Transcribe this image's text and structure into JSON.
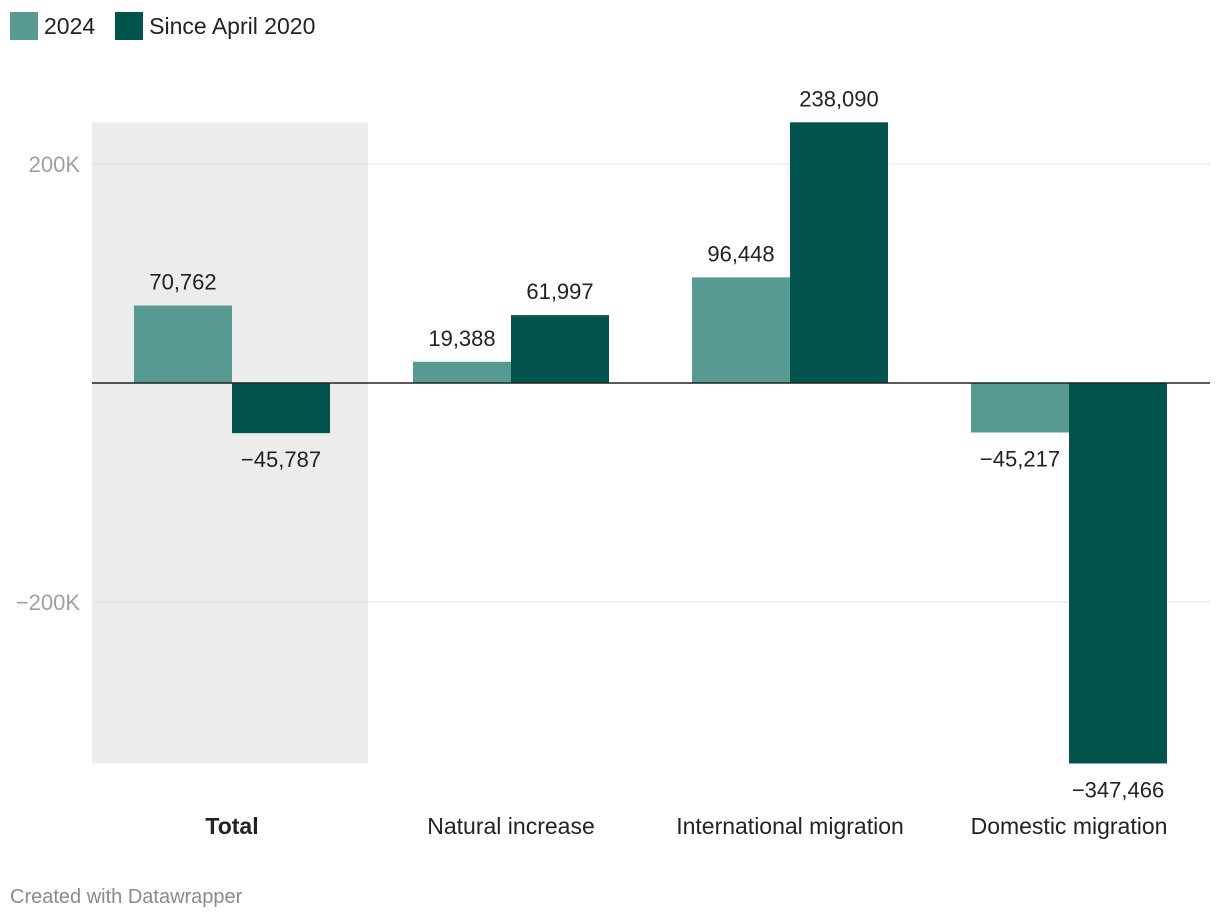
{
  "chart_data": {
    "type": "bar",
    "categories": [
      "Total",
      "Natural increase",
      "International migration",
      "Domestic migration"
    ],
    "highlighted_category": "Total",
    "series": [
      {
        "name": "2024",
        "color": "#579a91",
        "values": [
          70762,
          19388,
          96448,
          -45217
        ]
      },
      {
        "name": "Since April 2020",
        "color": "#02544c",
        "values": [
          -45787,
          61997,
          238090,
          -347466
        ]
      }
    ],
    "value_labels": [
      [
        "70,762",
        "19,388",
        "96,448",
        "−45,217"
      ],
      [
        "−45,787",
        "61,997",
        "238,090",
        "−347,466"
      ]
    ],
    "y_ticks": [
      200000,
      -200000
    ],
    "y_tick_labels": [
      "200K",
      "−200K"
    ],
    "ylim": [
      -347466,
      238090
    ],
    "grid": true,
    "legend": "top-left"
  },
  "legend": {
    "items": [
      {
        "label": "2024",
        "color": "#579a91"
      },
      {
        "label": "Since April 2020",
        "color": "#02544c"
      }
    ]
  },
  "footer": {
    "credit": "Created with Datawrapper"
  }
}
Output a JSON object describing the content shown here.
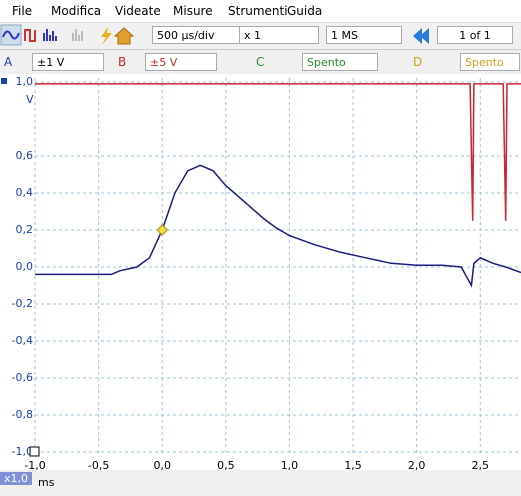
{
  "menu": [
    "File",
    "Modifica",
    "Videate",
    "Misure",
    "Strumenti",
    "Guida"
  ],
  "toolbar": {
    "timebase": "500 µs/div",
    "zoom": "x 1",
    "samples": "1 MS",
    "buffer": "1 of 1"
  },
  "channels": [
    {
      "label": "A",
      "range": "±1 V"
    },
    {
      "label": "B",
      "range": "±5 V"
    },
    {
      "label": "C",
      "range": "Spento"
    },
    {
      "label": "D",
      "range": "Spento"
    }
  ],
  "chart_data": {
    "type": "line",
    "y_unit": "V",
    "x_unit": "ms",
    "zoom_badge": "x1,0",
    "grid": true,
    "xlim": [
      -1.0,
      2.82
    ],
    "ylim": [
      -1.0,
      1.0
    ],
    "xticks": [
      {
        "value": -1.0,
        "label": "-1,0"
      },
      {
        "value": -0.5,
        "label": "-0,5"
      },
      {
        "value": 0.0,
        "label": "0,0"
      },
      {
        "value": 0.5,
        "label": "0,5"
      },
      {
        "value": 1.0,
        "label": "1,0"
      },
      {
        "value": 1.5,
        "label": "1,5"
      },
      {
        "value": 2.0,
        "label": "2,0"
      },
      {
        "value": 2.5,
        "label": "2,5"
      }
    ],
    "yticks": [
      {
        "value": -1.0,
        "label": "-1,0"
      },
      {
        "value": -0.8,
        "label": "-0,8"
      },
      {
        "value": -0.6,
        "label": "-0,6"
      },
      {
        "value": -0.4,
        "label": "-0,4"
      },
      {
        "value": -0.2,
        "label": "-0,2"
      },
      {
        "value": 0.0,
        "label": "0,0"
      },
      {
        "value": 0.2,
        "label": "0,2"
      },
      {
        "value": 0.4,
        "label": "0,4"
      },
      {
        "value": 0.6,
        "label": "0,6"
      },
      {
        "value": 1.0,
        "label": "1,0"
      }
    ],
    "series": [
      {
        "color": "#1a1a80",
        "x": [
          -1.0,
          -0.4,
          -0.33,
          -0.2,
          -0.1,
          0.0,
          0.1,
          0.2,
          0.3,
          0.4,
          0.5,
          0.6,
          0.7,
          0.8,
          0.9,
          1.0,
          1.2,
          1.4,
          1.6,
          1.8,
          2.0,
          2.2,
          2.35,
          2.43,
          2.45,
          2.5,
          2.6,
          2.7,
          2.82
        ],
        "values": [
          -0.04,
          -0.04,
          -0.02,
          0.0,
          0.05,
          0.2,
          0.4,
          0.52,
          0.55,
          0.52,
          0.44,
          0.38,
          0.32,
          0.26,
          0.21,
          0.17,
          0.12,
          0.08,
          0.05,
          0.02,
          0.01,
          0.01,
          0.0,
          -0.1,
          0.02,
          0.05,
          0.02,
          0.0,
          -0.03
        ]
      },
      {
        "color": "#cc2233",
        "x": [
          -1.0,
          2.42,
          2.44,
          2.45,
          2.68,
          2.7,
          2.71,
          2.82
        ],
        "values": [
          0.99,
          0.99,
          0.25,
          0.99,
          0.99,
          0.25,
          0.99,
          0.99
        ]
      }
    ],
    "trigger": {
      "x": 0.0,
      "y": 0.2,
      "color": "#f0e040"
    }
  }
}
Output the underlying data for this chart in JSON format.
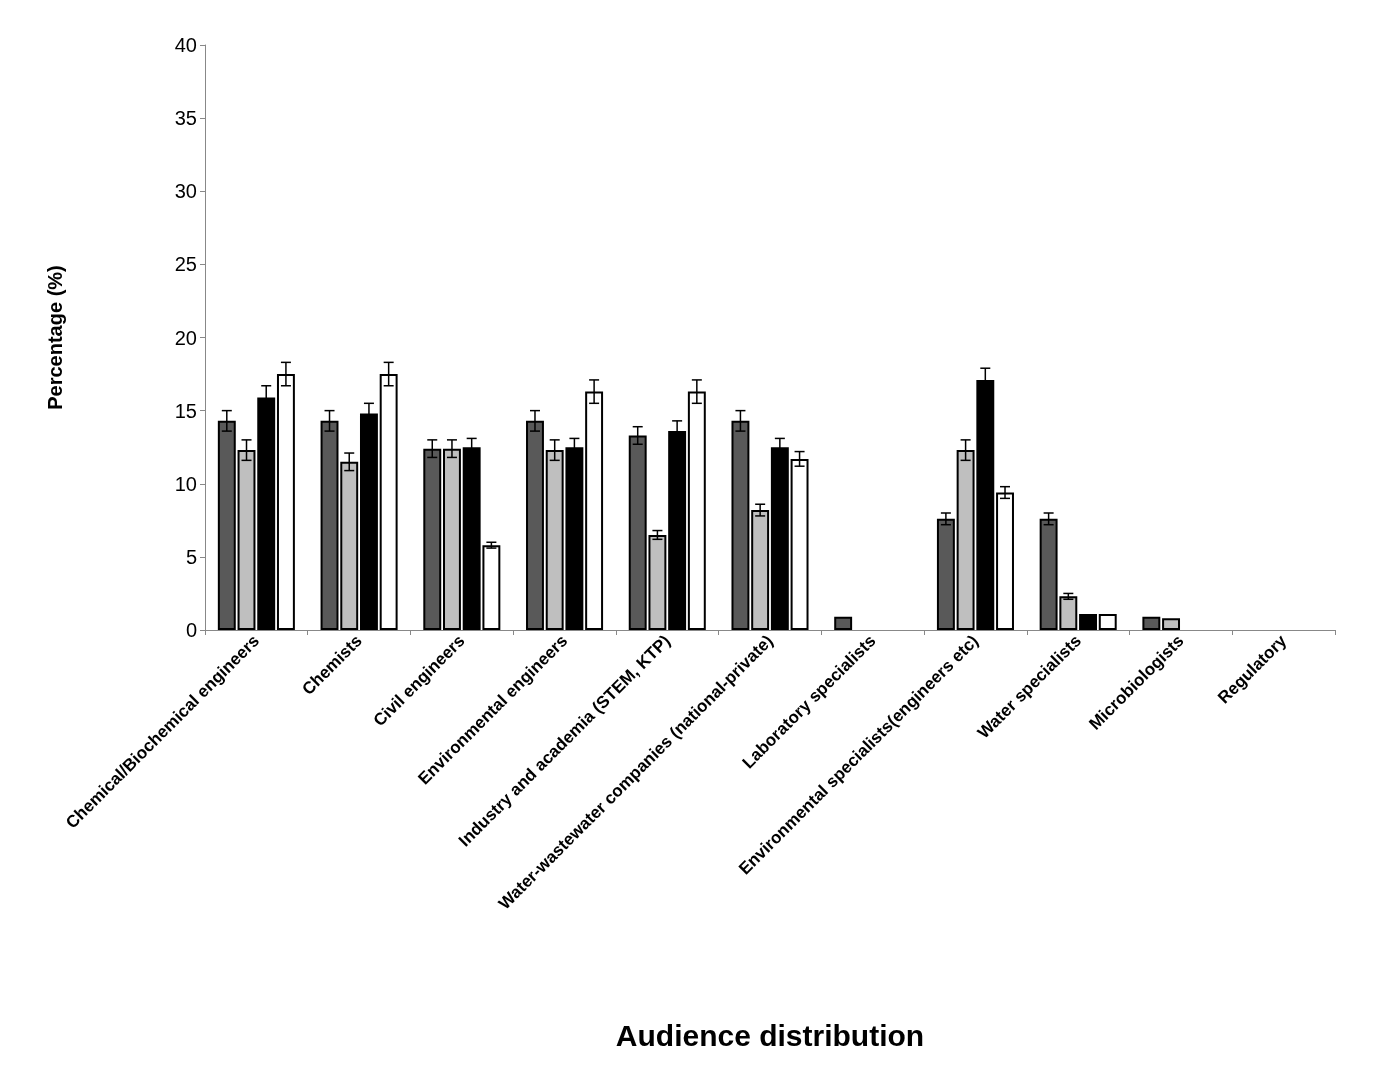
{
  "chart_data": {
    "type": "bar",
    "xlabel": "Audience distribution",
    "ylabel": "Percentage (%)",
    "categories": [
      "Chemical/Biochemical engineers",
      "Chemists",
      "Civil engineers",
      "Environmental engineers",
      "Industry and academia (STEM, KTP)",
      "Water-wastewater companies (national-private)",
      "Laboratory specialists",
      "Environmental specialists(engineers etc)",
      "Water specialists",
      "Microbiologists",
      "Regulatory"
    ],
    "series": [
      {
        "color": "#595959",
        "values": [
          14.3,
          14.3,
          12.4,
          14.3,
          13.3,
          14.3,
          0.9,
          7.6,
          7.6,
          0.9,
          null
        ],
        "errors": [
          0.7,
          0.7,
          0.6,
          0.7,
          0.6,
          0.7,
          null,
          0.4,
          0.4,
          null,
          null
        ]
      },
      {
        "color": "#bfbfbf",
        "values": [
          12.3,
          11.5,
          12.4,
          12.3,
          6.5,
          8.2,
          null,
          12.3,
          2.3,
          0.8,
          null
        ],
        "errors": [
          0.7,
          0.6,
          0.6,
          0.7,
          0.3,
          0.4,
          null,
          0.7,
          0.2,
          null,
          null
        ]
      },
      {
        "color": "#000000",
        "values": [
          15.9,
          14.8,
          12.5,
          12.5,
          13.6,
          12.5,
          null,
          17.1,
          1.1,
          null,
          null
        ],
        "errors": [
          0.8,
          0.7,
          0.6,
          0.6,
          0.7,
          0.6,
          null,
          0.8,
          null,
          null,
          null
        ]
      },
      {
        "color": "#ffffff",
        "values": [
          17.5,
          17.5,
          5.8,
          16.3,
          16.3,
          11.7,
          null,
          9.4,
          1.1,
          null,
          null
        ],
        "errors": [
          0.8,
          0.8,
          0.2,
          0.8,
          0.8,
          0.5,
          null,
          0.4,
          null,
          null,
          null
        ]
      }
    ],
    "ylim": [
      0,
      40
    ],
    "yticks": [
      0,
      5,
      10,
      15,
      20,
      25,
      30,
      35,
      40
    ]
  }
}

__BRIEF__: Drop the images and quote the entries word for word.

__EXPECTED OUTPUT__:
Transcribe this image's text and structure into JSON.
{
  "chart_data": {
    "type": "bar",
    "categories": [
      "Total",
      "Natural increase",
      "International migration",
      "Domestic migration"
    ],
    "highlighted_category": "Total",
    "series": [
      {
        "name": "2024",
        "color": "#579a91",
        "values": [
          70762,
          19388,
          96448,
          -45217
        ]
      },
      {
        "name": "Since April 2020",
        "color": "#02544c",
        "values": [
          -45787,
          61997,
          238090,
          -347466
        ]
      }
    ],
    "value_labels": [
      [
        "70,762",
        "19,388",
        "96,448",
        "−45,217"
      ],
      [
        "−45,787",
        "61,997",
        "238,090",
        "−347,466"
      ]
    ],
    "y_ticks": [
      200000,
      -200000
    ],
    "y_tick_labels": [
      "200K",
      "−200K"
    ],
    "ylim": [
      -347466,
      238090
    ],
    "grid": true,
    "legend": "top-left"
  },
  "legend": {
    "items": [
      {
        "label": "2024",
        "color": "#579a91"
      },
      {
        "label": "Since April 2020",
        "color": "#02544c"
      }
    ]
  },
  "footer": {
    "credit": "Created with Datawrapper"
  }
}
Output a JSON object describing the content shown here.
{
  "menu": [
    "File",
    "Modifica",
    "Videate",
    "Misure",
    "Strumenti",
    "Guida"
  ],
  "toolbar": {
    "timebase": "500 µs/div",
    "zoom": "x 1",
    "samples": "1 MS",
    "buffer": "1 of 1"
  },
  "channels": [
    {
      "label": "A",
      "range": "±1 V"
    },
    {
      "label": "B",
      "range": "±5 V"
    },
    {
      "label": "C",
      "range": "Spento"
    },
    {
      "label": "D",
      "range": "Spento"
    }
  ],
  "chart_data": {
    "type": "line",
    "y_unit": "V",
    "x_unit": "ms",
    "zoom_badge": "x1,0",
    "grid": true,
    "xlim": [
      -1.0,
      2.82
    ],
    "ylim": [
      -1.0,
      1.0
    ],
    "xticks": [
      {
        "value": -1.0,
        "label": "-1,0"
      },
      {
        "value": -0.5,
        "label": "-0,5"
      },
      {
        "value": 0.0,
        "label": "0,0"
      },
      {
        "value": 0.5,
        "label": "0,5"
      },
      {
        "value": 1.0,
        "label": "1,0"
      },
      {
        "value": 1.5,
        "label": "1,5"
      },
      {
        "value": 2.0,
        "label": "2,0"
      },
      {
        "value": 2.5,
        "label": "2,5"
      }
    ],
    "yticks": [
      {
        "value": -1.0,
        "label": "-1,0"
      },
      {
        "value": -0.8,
        "label": "-0,8"
      },
      {
        "value": -0.6,
        "label": "-0,6"
      },
      {
        "value": -0.4,
        "label": "-0,4"
      },
      {
        "value": -0.2,
        "label": "-0,2"
      },
      {
        "value": 0.0,
        "label": "0,0"
      },
      {
        "value": 0.2,
        "label": "0,2"
      },
      {
        "value": 0.4,
        "label": "0,4"
      },
      {
        "value": 0.6,
        "label": "0,6"
      },
      {
        "value": 1.0,
        "label": "1,0"
      }
    ],
    "series": [
      {
        "color": "#1a1a80",
        "x": [
          -1.0,
          -0.4,
          -0.33,
          -0.2,
          -0.1,
          0.0,
          0.1,
          0.2,
          0.3,
          0.4,
          0.5,
          0.6,
          0.7,
          0.8,
          0.9,
          1.0,
          1.2,
          1.4,
          1.6,
          1.8,
          2.0,
          2.2,
          2.35,
          2.43,
          2.45,
          2.5,
          2.6,
          2.7,
          2.82
        ],
        "values": [
          -0.04,
          -0.04,
          -0.02,
          0.0,
          0.05,
          0.2,
          0.4,
          0.52,
          0.55,
          0.52,
          0.44,
          0.38,
          0.32,
          0.26,
          0.21,
          0.17,
          0.12,
          0.08,
          0.05,
          0.02,
          0.01,
          0.01,
          0.0,
          -0.1,
          0.02,
          0.05,
          0.02,
          0.0,
          -0.03
        ]
      },
      {
        "color": "#cc2233",
        "x": [
          -1.0,
          2.42,
          2.44,
          2.45,
          2.68,
          2.7,
          2.71,
          2.82
        ],
        "values": [
          0.99,
          0.99,
          0.25,
          0.99,
          0.99,
          0.25,
          0.99,
          0.99
        ]
      }
    ],
    "trigger": {
      "x": 0.0,
      "y": 0.2,
      "color": "#f0e040"
    }
  }
}
Output the underlying data for this chart in JSON format.
{
  "chart_data": {
    "type": "bar",
    "xlabel": "Audience distribution",
    "ylabel": "Percentage (%)",
    "categories": [
      "Chemical/Biochemical engineers",
      "Chemists",
      "Civil engineers",
      "Environmental engineers",
      "Industry and academia (STEM, KTP)",
      "Water-wastewater companies (national-private)",
      "Laboratory specialists",
      "Environmental specialists(engineers etc)",
      "Water specialists",
      "Microbiologists",
      "Regulatory"
    ],
    "series": [
      {
        "color": "#595959",
        "values": [
          14.3,
          14.3,
          12.4,
          14.3,
          13.3,
          14.3,
          0.9,
          7.6,
          7.6,
          0.9,
          null
        ],
        "errors": [
          0.7,
          0.7,
          0.6,
          0.7,
          0.6,
          0.7,
          null,
          0.4,
          0.4,
          null,
          null
        ]
      },
      {
        "color": "#bfbfbf",
        "values": [
          12.3,
          11.5,
          12.4,
          12.3,
          6.5,
          8.2,
          null,
          12.3,
          2.3,
          0.8,
          null
        ],
        "errors": [
          0.7,
          0.6,
          0.6,
          0.7,
          0.3,
          0.4,
          null,
          0.7,
          0.2,
          null,
          null
        ]
      },
      {
        "color": "#000000",
        "values": [
          15.9,
          14.8,
          12.5,
          12.5,
          13.6,
          12.5,
          null,
          17.1,
          1.1,
          null,
          null
        ],
        "errors": [
          0.8,
          0.7,
          0.6,
          0.6,
          0.7,
          0.6,
          null,
          0.8,
          null,
          null,
          null
        ]
      },
      {
        "color": "#ffffff",
        "values": [
          17.5,
          17.5,
          5.8,
          16.3,
          16.3,
          11.7,
          null,
          9.4,
          1.1,
          null,
          null
        ],
        "errors": [
          0.8,
          0.8,
          0.2,
          0.8,
          0.8,
          0.5,
          null,
          0.4,
          null,
          null,
          null
        ]
      }
    ],
    "ylim": [
      0,
      40
    ],
    "yticks": [
      0,
      5,
      10,
      15,
      20,
      25,
      30,
      35,
      40
    ]
  }
}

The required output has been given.